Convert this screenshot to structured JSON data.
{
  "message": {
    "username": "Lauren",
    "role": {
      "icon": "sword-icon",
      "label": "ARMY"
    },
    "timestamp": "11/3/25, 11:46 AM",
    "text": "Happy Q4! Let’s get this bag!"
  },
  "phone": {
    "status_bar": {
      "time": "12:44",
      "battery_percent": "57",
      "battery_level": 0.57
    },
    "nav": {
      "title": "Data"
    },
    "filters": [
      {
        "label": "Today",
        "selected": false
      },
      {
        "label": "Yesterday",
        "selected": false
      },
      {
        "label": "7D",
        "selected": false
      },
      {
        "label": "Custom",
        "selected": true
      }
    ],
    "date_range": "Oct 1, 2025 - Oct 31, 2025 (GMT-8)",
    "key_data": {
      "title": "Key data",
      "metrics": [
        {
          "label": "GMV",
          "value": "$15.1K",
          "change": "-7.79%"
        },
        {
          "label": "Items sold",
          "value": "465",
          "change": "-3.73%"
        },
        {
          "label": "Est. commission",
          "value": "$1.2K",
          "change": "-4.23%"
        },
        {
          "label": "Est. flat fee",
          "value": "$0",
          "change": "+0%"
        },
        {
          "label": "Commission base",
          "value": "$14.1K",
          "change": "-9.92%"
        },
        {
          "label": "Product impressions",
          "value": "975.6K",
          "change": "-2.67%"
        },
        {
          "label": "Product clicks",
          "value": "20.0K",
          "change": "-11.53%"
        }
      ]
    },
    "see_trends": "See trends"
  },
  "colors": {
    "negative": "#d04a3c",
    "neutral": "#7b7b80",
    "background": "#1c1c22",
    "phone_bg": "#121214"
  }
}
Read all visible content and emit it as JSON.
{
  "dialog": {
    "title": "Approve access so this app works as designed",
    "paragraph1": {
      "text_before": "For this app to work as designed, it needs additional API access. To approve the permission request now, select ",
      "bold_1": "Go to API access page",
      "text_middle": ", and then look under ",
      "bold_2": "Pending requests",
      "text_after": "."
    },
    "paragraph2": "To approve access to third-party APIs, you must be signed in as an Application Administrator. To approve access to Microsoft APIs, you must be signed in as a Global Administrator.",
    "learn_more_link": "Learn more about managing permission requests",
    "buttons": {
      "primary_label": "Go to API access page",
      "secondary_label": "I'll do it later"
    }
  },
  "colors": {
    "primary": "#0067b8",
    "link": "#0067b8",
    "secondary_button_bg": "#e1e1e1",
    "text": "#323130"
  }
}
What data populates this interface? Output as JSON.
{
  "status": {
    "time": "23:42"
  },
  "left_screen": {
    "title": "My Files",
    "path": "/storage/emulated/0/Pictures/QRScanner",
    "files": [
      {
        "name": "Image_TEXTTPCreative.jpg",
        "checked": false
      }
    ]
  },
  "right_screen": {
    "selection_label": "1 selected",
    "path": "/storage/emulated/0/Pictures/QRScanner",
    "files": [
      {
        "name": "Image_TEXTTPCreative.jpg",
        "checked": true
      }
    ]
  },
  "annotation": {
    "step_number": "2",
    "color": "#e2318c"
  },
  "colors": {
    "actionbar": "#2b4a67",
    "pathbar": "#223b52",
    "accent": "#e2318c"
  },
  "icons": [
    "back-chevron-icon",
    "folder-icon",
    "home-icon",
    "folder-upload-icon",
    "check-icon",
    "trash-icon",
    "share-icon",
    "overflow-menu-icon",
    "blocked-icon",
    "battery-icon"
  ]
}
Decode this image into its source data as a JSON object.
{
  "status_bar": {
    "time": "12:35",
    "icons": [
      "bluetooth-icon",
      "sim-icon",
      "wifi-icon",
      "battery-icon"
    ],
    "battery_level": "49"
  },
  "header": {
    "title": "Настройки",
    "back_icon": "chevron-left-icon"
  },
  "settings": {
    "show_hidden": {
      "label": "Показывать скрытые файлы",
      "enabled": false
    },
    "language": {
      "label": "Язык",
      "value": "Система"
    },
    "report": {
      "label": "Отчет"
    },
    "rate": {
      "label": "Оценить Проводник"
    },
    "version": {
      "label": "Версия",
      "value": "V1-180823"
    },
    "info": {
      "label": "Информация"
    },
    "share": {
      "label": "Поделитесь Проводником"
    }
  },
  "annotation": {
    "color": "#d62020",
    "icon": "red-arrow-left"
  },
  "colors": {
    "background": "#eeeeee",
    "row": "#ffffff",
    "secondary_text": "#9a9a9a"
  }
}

EXERCISE AIM
Please reproduce all of the entries exactly as they stand.

OUTPUT BELOW
Convert this screenshot to structured JSON data.
{
  "message": {
    "username": "Lauren",
    "role": {
      "icon": "sword-icon",
      "label": "ARMY"
    },
    "timestamp": "11/3/25, 11:46 AM",
    "text": "Happy Q4! Let’s get this bag!"
  },
  "phone": {
    "status_bar": {
      "time": "12:44",
      "battery_percent": "57",
      "battery_level": 0.57
    },
    "nav": {
      "title": "Data"
    },
    "filters": [
      {
        "label": "Today",
        "selected": false
      },
      {
        "label": "Yesterday",
        "selected": false
      },
      {
        "label": "7D",
        "selected": false
      },
      {
        "label": "Custom",
        "selected": true
      }
    ],
    "date_range": "Oct 1, 2025 - Oct 31, 2025 (GMT-8)",
    "key_data": {
      "title": "Key data",
      "metrics": [
        {
          "label": "GMV",
          "value": "$15.1K",
          "change": "-7.79%"
        },
        {
          "label": "Items sold",
          "value": "465",
          "change": "-3.73%"
        },
        {
          "label": "Est. commission",
          "value": "$1.2K",
          "change": "-4.23%"
        },
        {
          "label": "Est. flat fee",
          "value": "$0",
          "change": "+0%"
        },
        {
          "label": "Commission base",
          "value": "$14.1K",
          "change": "-9.92%"
        },
        {
          "label": "Product impressions",
          "value": "975.6K",
          "change": "-2.67%"
        },
        {
          "label": "Product clicks",
          "value": "20.0K",
          "change": "-11.53%"
        }
      ]
    },
    "see_trends": "See trends"
  },
  "colors": {
    "negative": "#d04a3c",
    "neutral": "#7b7b80",
    "background": "#1c1c22",
    "phone_bg": "#121214"
  }
}
Read all visible content and emit it as JSON.
{
  "dialog": {
    "title": "Approve access so this app works as designed",
    "paragraph1": {
      "text_before": "For this app to work as designed, it needs additional API access. To approve the permission request now, select ",
      "bold_1": "Go to API access page",
      "text_middle": ", and then look under ",
      "bold_2": "Pending requests",
      "text_after": "."
    },
    "paragraph2": "To approve access to third-party APIs, you must be signed in as an Application Administrator. To approve access to Microsoft APIs, you must be signed in as a Global Administrator.",
    "learn_more_link": "Learn more about managing permission requests",
    "buttons": {
      "primary_label": "Go to API access page",
      "secondary_label": "I'll do it later"
    }
  },
  "colors": {
    "primary": "#0067b8",
    "link": "#0067b8",
    "secondary_button_bg": "#e1e1e1",
    "text": "#323130"
  }
}
What data populates this interface? Output as JSON.
{
  "status": {
    "time": "23:42"
  },
  "left_screen": {
    "title": "My Files",
    "path": "/storage/emulated/0/Pictures/QRScanner",
    "files": [
      {
        "name": "Image_TEXTTPCreative.jpg",
        "checked": false
      }
    ]
  },
  "right_screen": {
    "selection_label": "1 selected",
    "path": "/storage/emulated/0/Pictures/QRScanner",
    "files": [
      {
        "name": "Image_TEXTTPCreative.jpg",
        "checked": true
      }
    ]
  },
  "annotation": {
    "step_number": "2",
    "color": "#e2318c"
  },
  "colors": {
    "actionbar": "#2b4a67",
    "pathbar": "#223b52",
    "accent": "#e2318c"
  },
  "icons": [
    "back-chevron-icon",
    "folder-icon",
    "home-icon",
    "folder-upload-icon",
    "check-icon",
    "trash-icon",
    "share-icon",
    "overflow-menu-icon",
    "blocked-icon",
    "battery-icon"
  ]
}
Decode this image into its source data as a JSON object.
{
  "status_bar": {
    "time": "12:35",
    "icons": [
      "bluetooth-icon",
      "sim-icon",
      "wifi-icon",
      "battery-icon"
    ],
    "battery_level": "49"
  },
  "header": {
    "title": "Настройки",
    "back_icon": "chevron-left-icon"
  },
  "settings": {
    "show_hidden": {
      "label": "Показывать скрытые файлы",
      "enabled": false
    },
    "language": {
      "label": "Язык",
      "value": "Система"
    },
    "report": {
      "label": "Отчет"
    },
    "rate": {
      "label": "Оценить Проводник"
    },
    "version": {
      "label": "Версия",
      "value": "V1-180823"
    },
    "info": {
      "label": "Информация"
    },
    "share": {
      "label": "Поделитесь Проводником"
    }
  },
  "annotation": {
    "color": "#d62020",
    "icon": "red-arrow-left"
  },
  "colors": {
    "background": "#eeeeee",
    "row": "#ffffff",
    "secondary_text": "#9a9a9a"
  }
}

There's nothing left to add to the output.